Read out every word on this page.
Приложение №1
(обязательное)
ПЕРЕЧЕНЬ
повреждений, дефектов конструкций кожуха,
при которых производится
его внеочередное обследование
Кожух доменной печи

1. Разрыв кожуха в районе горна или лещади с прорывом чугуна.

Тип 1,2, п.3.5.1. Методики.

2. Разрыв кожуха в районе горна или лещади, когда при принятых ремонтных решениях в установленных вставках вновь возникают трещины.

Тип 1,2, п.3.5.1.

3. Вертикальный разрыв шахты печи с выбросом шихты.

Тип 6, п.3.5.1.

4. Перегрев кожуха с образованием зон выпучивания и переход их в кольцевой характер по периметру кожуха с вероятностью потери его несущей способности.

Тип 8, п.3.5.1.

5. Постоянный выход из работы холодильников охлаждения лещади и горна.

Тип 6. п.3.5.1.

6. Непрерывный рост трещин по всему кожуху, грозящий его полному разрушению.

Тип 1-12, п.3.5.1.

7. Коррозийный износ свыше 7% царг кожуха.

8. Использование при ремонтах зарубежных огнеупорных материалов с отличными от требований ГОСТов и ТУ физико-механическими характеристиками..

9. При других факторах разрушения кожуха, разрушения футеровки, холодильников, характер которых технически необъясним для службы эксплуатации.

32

# # # #

**Problem details**.
Within the listing above, find every line containing the string "районе" and return it.

**Correct result**.
1. Разрыв кожуха в районе горна или лещади с прорывом чугуна.
2. Разрыв кожуха в районе горна или лещади, когда при принятых ремонтных решениях в установленных вставках вновь возникают трещины.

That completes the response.